* **TASK OBJECTIVE**: Work out the number of lines containing "jakąś". Give that number alone.

=== RECORDS SHOWN ===

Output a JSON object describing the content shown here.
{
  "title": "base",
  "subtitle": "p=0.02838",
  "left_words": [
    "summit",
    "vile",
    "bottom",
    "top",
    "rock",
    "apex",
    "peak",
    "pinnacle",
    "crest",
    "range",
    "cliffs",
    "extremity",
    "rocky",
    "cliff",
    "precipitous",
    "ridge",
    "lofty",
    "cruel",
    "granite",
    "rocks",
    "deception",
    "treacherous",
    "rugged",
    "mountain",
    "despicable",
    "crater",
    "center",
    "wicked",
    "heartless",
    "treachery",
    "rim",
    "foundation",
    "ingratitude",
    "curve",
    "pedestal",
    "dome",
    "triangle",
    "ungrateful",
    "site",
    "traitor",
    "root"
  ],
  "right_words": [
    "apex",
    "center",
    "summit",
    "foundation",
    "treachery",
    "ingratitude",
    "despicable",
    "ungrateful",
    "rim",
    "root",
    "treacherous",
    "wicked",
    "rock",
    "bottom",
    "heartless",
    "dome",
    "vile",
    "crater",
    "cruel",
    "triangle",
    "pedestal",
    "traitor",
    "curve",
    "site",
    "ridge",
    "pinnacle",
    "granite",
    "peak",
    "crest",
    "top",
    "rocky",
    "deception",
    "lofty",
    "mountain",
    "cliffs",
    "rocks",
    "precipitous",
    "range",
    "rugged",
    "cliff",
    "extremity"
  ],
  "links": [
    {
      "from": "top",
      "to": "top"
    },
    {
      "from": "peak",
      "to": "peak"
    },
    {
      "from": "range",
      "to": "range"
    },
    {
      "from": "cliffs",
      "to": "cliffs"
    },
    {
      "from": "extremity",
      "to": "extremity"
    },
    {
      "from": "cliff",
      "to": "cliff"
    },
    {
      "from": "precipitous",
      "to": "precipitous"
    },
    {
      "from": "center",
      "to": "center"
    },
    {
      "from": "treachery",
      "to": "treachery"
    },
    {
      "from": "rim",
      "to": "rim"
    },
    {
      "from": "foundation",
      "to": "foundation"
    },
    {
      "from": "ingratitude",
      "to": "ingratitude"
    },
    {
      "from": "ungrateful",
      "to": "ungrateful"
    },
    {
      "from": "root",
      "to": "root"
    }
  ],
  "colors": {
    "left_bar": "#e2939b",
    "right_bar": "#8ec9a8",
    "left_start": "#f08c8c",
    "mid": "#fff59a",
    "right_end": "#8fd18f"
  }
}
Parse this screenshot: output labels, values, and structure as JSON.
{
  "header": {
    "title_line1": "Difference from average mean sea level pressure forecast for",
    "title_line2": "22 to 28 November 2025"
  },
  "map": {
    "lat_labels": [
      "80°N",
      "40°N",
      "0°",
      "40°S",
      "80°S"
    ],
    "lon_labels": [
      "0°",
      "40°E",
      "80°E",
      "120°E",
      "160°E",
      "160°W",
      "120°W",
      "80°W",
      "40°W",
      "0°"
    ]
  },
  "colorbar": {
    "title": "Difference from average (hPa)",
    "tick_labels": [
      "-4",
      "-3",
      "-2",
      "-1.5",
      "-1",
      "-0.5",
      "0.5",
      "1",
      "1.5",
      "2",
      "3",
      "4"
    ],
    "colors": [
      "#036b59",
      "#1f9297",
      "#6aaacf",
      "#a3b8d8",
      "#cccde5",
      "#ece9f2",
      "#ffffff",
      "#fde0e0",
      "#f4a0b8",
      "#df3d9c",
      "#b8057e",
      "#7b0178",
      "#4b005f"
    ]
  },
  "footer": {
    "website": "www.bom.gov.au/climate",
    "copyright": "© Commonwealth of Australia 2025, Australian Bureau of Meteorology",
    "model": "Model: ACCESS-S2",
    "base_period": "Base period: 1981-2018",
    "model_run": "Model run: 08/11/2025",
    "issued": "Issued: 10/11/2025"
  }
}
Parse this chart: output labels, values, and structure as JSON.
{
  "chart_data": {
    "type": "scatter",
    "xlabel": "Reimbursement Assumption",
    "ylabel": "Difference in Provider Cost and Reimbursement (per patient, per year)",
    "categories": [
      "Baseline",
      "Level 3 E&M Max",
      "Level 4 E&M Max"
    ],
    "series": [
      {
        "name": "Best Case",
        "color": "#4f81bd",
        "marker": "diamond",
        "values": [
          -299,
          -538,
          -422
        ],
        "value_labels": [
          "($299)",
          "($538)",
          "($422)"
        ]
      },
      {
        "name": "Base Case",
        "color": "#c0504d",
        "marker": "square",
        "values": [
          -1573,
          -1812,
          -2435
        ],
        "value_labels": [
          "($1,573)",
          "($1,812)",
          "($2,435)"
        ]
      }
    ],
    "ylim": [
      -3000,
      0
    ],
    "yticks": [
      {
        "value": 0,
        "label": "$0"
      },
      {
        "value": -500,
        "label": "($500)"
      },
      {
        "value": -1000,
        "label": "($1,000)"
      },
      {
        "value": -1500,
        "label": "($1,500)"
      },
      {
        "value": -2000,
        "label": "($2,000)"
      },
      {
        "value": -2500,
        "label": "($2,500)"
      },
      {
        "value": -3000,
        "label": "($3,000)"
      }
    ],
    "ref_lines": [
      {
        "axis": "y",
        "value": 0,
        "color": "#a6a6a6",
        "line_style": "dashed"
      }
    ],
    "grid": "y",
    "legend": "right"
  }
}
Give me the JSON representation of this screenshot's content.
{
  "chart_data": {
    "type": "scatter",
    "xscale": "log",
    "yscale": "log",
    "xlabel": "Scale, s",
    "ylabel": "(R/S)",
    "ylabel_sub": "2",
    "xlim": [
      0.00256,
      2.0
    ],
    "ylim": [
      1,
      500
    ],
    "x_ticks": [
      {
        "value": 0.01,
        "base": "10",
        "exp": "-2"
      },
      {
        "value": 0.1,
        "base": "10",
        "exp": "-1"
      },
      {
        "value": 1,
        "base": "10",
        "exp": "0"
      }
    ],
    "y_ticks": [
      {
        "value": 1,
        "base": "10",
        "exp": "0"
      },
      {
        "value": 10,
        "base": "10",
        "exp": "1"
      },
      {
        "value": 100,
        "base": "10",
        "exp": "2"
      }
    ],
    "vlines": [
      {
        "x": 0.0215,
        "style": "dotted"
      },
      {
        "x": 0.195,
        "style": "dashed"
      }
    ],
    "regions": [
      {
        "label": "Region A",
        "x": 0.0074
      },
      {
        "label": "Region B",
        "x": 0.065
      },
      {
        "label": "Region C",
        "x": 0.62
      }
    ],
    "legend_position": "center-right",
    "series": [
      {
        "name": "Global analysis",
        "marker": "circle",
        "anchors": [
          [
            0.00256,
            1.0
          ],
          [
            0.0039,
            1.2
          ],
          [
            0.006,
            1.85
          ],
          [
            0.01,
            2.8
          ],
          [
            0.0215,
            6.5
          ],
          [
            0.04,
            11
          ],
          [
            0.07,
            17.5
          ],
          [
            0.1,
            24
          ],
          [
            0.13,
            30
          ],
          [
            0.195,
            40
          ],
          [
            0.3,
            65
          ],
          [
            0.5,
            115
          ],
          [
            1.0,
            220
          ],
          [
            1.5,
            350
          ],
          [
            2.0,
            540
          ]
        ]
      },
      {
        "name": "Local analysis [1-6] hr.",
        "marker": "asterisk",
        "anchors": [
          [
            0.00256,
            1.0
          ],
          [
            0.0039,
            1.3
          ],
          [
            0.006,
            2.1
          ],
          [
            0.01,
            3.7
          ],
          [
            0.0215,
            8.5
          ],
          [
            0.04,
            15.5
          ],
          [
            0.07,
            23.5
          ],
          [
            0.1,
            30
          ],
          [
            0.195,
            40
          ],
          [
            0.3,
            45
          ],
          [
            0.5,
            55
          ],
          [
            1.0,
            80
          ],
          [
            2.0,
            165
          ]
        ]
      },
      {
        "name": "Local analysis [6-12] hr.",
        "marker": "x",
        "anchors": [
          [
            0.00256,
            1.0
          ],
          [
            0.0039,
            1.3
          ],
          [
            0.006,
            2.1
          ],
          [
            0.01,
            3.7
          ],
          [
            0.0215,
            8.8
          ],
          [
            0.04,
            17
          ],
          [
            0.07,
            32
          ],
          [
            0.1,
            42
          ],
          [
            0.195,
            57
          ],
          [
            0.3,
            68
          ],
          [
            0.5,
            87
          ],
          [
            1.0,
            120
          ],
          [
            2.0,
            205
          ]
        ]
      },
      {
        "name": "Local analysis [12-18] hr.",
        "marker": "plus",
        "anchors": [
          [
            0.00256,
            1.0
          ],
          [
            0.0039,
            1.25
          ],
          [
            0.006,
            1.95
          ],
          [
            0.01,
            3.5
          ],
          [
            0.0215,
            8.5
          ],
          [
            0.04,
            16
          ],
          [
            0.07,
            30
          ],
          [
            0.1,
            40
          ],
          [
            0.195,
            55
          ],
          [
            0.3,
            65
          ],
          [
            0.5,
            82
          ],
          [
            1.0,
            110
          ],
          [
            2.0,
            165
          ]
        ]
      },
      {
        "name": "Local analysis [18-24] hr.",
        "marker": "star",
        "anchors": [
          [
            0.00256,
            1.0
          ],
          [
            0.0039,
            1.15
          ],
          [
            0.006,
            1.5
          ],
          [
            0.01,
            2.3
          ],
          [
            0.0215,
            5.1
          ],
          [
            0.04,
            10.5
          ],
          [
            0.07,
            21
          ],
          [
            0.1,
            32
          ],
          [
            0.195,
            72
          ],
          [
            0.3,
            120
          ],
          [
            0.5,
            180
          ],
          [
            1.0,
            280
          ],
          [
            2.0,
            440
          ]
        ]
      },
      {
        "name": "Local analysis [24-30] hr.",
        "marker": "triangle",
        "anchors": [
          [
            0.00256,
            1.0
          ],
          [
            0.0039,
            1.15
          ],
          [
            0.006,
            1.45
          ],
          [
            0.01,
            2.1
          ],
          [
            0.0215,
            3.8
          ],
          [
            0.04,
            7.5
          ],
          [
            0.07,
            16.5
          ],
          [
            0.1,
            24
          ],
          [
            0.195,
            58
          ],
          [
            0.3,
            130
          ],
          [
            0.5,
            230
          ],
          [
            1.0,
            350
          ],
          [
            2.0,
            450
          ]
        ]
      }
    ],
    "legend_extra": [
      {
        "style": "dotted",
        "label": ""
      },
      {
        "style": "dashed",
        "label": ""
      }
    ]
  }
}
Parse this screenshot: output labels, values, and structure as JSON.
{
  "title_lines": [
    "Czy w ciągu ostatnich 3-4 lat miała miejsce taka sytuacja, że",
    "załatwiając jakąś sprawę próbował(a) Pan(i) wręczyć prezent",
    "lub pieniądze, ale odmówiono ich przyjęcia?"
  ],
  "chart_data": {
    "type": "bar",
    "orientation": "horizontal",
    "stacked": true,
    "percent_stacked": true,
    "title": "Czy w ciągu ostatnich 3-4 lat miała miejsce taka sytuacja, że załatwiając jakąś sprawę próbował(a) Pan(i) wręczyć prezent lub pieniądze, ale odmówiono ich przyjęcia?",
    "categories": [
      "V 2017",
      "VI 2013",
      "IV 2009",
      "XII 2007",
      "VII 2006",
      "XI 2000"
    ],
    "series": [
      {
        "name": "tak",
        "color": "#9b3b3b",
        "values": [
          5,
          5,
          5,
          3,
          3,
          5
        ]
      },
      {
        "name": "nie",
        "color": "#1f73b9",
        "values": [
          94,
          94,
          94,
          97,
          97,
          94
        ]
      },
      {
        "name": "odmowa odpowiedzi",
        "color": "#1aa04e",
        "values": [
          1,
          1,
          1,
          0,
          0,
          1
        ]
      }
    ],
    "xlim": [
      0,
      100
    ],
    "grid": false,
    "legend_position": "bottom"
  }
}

===

* **COMPLETED EXERCISE**: 2